Excerpt from a dataset:
>> Begin
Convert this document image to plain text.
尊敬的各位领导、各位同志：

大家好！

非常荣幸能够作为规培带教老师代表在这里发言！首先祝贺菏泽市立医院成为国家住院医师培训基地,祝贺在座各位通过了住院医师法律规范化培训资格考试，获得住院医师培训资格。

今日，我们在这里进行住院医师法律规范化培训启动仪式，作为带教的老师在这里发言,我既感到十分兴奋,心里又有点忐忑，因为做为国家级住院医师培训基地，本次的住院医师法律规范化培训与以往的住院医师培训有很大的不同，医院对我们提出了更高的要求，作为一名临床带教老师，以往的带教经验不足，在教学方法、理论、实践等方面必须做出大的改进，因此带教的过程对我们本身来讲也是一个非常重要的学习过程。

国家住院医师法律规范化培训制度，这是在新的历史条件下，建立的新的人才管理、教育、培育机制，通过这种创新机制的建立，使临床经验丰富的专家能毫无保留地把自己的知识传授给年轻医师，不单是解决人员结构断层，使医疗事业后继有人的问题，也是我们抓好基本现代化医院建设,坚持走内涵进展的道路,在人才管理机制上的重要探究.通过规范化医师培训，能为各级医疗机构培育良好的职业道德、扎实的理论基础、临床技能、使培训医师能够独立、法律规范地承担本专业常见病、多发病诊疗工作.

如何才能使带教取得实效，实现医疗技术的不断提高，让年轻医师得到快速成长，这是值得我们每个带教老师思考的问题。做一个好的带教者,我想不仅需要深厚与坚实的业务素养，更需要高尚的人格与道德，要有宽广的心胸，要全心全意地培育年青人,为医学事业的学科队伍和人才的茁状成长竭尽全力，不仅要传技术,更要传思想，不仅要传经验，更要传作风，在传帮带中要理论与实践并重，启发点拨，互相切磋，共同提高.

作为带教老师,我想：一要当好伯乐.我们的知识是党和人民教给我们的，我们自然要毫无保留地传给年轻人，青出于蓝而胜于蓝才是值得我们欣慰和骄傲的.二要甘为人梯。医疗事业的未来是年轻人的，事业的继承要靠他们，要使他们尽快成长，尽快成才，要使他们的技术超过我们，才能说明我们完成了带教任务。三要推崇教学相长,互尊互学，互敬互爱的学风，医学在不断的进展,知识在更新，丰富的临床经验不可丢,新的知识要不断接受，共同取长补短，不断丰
>> End
# Direction:
Can you reproduce all the material exactly?

# Exercise result:
Convert this document image to plain text.
尊敬的各位领导、各位同志：

大家好！

非常荣幸能够作为规培带教老师代表在这里发言！首先祝贺菏泽市立医院成为国家住院医师培训基地,祝贺在座各位通过了住院医师法律规范化培训资格考试，获得住院医师培训资格。

今日，我们在这里进行住院医师法律规范化培训启动仪式，作为带教的老师在这里发言,我既感到十分兴奋,心里又有点忐忑，因为做为国家级住院医师培训基地，本次的住院医师法律规范化培训与以往的住院医师培训有很大的不同，医院对我们提出了更高的要求，作为一名临床带教老师，以往的带教经验不足，在教学方法、理论、实践等方面必须做出大的改进，因此带教的过程对我们本身来讲也是一个非常重要的学习过程。

国家住院医师法律规范化培训制度，这是在新的历史条件下，建立的新的人才管理、教育、培育机制，通过这种创新机制的建立，使临床经验丰富的专家能毫无保留地把自己的知识传授给年轻医师，不单是解决人员结构断层，使医疗事业后继有人的问题，也是我们抓好基本现代化医院建设,坚持走内涵进展的道路,在人才管理机制上的重要探究.通过规范化医师培训，能为各级医疗机构培育良好的职业道德、扎实的理论基础、临床技能、使培训医师能够独立、法律规范地承担本专业常见病、多发病诊疗工作.

如何才能使带教取得实效，实现医疗技术的不断提高，让年轻医师得到快速成长，这是值得我们每个带教老师思考的问题。做一个好的带教者,我想不仅需要深厚与坚实的业务素养，更需要高尚的人格与道德，要有宽广的心胸，要全心全意地培育年青人,为医学事业的学科队伍和人才的茁状成长竭尽全力，不仅要传技术,更要传思想，不仅要传经验，更要传作风，在传帮带中要理论与实践并重，启发点拨，互相切磋，共同提高.

作为带教老师,我想：一要当好伯乐.我们的知识是党和人民教给我们的，我们自然要毫无保留地传给年轻人，青出于蓝而胜于蓝才是值得我们欣慰和骄傲的.二要甘为人梯。医疗事业的未来是年轻人的，事业的继承要靠他们，要使他们尽快成长，尽快成才，要使他们的技术超过我们，才能说明我们完成了带教任务。三要推崇教学相长,互尊互学，互敬互爱的学风，医学在不断的进展,知识在更新，丰富的临床经验不可丢,新的知识要不断接受，共同取长补短，不断丰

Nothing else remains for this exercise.